__Your task__:
Select the lines of the records containing the word "Sicherheit" and list them.

>>>

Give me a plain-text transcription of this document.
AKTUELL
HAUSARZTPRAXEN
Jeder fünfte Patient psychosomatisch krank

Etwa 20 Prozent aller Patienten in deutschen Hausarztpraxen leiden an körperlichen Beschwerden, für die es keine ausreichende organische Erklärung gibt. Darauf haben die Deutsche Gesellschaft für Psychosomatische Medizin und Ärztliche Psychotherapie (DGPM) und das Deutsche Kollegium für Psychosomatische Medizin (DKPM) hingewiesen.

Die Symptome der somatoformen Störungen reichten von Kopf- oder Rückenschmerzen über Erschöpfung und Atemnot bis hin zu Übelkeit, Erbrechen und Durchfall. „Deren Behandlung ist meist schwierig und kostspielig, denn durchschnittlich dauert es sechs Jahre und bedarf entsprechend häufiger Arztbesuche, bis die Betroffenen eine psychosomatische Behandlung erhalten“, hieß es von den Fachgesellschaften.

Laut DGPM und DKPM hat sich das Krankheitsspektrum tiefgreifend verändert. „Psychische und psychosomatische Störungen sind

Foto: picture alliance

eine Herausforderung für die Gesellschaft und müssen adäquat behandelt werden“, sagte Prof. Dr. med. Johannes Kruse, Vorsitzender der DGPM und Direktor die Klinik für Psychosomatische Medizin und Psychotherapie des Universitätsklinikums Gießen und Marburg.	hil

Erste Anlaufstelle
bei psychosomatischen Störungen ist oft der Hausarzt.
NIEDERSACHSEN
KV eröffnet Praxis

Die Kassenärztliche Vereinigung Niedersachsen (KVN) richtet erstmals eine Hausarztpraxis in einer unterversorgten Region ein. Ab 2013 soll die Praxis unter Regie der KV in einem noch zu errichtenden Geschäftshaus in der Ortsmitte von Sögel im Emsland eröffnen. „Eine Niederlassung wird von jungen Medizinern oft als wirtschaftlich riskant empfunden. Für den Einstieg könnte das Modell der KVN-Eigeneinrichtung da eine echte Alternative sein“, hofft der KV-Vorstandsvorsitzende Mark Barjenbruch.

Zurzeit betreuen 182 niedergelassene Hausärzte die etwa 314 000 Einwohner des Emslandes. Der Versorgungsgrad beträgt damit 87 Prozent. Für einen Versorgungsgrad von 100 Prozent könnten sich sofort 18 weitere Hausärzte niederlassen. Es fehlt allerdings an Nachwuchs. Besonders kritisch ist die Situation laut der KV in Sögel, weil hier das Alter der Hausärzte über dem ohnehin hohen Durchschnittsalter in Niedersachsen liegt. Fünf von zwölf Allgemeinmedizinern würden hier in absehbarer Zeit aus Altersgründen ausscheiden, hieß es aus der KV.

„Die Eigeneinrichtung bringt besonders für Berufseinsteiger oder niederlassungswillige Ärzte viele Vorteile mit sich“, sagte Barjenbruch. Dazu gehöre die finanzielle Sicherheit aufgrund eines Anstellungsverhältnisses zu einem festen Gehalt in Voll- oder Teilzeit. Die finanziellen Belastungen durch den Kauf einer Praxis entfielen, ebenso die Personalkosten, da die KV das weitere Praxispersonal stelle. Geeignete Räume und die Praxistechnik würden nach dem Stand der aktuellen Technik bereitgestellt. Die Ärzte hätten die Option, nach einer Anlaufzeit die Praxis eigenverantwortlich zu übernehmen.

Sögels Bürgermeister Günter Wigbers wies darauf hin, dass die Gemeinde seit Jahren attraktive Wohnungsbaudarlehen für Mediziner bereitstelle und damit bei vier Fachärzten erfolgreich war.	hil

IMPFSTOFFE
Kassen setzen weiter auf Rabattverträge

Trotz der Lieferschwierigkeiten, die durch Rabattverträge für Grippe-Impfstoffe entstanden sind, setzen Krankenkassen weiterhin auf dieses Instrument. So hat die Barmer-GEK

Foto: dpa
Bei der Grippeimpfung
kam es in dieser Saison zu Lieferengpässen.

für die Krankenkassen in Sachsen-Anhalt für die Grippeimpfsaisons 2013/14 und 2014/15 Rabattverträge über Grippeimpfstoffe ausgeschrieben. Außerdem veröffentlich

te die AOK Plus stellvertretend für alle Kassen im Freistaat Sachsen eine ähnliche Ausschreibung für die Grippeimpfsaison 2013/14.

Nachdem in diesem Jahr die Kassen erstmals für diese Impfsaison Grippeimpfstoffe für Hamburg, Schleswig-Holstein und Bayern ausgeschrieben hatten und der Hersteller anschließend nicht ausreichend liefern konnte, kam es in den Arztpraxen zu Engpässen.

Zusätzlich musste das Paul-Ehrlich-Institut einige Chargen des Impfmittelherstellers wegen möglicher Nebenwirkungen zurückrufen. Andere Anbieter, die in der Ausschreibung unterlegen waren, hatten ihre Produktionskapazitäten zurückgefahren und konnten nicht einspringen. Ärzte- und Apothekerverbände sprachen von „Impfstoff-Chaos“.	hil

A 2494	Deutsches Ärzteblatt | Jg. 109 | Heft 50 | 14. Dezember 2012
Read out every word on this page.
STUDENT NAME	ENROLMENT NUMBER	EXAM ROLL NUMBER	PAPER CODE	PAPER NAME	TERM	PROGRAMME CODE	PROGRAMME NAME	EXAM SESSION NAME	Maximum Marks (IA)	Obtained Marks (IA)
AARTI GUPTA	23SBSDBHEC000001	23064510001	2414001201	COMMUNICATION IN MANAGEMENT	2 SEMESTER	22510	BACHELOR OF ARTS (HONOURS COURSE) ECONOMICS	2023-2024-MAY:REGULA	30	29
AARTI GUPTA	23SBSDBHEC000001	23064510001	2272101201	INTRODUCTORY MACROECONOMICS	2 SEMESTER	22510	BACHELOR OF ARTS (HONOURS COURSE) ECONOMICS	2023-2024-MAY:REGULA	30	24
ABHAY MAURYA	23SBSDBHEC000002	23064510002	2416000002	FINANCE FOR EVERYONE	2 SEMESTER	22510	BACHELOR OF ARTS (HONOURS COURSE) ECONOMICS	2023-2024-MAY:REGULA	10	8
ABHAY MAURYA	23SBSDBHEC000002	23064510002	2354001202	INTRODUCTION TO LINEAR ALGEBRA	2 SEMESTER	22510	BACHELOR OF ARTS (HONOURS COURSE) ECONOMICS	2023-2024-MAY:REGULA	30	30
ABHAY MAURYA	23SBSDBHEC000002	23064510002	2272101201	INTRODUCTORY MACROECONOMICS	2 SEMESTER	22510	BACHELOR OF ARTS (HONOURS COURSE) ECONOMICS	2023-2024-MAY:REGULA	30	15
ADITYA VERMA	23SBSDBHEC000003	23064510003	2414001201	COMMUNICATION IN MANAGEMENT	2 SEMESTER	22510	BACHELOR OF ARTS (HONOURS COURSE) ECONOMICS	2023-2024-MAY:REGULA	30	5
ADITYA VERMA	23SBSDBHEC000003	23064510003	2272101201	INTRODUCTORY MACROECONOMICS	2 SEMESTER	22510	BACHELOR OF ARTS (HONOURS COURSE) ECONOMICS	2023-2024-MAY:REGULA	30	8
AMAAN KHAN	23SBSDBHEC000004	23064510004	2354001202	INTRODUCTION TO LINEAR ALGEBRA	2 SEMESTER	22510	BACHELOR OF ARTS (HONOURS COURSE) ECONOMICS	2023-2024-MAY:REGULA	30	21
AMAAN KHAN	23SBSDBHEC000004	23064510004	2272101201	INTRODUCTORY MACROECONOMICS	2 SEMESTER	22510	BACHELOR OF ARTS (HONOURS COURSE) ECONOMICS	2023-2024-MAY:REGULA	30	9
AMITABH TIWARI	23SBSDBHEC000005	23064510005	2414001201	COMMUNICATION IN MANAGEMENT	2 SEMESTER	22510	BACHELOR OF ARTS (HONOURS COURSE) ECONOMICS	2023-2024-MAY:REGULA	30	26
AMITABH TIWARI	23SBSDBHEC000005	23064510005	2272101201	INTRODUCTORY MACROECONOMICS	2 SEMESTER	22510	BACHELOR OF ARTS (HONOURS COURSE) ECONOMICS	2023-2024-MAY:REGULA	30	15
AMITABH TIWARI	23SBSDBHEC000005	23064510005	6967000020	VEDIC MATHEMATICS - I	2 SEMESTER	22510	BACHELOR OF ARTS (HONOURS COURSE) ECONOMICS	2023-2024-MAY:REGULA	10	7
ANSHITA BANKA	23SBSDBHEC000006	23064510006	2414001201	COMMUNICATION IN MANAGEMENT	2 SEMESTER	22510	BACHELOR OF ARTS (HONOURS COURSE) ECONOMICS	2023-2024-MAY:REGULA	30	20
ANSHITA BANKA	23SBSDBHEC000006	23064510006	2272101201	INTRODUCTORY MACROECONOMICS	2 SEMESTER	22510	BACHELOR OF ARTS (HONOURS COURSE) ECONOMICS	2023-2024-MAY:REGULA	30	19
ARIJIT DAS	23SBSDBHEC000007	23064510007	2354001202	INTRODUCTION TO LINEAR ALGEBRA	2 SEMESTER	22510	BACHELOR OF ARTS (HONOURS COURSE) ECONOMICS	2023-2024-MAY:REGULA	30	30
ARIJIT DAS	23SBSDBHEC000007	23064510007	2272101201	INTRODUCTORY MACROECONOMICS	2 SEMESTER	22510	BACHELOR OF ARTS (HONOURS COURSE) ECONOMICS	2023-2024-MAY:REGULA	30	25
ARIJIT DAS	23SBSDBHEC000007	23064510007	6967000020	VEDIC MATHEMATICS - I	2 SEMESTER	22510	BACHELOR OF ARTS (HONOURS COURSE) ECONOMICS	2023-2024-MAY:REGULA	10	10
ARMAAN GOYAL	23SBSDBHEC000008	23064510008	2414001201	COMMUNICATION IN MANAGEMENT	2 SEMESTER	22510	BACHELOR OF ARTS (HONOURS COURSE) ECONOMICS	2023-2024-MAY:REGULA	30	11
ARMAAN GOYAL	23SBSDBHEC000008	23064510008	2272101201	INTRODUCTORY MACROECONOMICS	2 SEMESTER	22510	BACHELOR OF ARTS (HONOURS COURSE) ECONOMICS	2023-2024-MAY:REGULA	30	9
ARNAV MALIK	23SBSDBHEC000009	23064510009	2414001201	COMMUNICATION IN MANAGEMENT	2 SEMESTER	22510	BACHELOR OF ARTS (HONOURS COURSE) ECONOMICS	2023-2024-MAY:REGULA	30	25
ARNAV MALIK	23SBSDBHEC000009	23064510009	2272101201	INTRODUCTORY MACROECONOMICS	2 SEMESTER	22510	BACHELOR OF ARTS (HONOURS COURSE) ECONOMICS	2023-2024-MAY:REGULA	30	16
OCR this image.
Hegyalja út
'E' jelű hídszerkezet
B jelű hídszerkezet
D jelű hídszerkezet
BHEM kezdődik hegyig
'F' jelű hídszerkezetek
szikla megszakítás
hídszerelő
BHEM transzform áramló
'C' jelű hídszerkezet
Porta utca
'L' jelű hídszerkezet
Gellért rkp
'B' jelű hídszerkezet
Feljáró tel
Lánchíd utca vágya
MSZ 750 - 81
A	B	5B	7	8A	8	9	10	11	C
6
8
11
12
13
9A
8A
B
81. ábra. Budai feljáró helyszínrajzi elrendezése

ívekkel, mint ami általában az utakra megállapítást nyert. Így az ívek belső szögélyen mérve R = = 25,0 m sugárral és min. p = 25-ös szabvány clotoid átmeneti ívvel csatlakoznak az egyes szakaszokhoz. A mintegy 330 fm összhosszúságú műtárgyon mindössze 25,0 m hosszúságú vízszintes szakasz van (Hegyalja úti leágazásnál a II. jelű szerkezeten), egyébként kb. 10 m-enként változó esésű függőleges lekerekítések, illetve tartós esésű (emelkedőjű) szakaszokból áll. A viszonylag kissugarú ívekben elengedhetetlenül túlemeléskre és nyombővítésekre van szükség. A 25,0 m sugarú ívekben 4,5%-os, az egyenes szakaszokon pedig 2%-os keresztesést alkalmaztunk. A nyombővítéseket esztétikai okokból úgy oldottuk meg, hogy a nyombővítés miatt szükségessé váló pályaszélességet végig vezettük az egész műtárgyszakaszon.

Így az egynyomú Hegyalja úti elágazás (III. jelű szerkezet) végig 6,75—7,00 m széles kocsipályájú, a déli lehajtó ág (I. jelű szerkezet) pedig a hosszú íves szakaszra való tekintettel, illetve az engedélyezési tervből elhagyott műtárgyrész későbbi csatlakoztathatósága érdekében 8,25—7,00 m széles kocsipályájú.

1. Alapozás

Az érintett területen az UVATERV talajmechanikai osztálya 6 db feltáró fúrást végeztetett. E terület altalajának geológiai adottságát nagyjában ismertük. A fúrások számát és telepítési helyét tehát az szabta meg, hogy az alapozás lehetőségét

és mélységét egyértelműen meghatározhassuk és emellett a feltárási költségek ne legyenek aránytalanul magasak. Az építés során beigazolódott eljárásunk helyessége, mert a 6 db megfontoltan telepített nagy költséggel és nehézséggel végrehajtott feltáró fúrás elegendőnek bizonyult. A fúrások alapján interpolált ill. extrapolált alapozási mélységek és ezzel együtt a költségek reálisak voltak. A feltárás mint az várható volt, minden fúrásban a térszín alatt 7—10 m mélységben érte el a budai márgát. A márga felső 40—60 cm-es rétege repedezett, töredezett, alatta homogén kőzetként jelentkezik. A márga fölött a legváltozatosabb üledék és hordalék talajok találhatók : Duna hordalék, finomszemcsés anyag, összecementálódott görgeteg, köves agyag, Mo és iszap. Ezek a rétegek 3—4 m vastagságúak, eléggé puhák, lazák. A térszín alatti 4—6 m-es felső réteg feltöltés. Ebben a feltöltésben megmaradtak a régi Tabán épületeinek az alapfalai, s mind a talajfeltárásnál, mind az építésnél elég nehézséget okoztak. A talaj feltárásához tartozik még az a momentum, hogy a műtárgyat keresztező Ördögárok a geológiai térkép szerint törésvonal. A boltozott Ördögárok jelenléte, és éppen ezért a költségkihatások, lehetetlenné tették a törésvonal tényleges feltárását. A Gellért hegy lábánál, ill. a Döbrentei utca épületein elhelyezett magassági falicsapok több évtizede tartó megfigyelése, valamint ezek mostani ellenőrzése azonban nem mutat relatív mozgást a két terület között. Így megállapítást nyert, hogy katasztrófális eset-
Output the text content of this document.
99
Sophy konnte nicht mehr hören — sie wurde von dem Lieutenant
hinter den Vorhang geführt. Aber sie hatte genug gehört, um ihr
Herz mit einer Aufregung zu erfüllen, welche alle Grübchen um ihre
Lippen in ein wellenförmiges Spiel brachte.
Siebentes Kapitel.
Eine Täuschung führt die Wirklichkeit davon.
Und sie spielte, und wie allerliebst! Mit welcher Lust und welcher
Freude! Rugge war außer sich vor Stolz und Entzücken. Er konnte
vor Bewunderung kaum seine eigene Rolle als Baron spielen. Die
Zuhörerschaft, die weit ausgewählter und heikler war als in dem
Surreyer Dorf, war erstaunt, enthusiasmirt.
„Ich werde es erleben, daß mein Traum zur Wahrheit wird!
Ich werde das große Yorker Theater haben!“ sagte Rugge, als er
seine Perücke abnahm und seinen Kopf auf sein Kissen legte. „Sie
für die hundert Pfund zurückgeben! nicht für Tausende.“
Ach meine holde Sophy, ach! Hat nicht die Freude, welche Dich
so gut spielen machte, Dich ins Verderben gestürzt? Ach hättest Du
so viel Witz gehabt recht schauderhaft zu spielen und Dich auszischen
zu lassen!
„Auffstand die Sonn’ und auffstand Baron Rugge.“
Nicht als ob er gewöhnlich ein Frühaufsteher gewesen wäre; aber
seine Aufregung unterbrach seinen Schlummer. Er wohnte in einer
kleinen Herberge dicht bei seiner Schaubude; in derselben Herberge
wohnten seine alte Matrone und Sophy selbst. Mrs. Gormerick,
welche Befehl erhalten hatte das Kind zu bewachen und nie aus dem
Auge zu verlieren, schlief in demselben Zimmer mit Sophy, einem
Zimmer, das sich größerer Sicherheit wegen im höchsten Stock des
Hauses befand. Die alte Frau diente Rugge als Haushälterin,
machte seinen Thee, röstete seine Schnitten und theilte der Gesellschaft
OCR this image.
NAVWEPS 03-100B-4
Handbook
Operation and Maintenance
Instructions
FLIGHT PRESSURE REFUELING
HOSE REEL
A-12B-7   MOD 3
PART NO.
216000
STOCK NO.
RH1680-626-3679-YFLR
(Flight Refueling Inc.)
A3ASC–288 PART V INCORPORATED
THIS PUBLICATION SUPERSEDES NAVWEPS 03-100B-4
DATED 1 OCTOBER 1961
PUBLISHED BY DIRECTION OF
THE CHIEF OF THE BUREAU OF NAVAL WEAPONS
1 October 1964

<<<

__Result__:
„Die Eigeneinrichtung bringt besonders für Berufseinsteiger oder niederlassungswillige Ärzte viele Vorteile mit sich“, sagte Barjenbruch. Dazu gehöre die finanzielle Sicherheit aufgrund eines Anstellungsverhältnisses zu einem festen Gehalt in Voll- oder Teilzeit. Die finanziellen Belastungen durch den Kauf einer Praxis entfielen, ebenso die Personalkosten, da die KV das weitere Praxispersonal stelle. Geeignete Räume und die Praxistechnik würden nach dem Stand der aktuellen Technik bereitgestellt. Die Ärzte hätten die Option, nach einer Anlaufzeit die Praxis eigenverantwortlich zu übernehmen.
Zimmer, das sich größerer Sicherheit wegen im höchsten Stock des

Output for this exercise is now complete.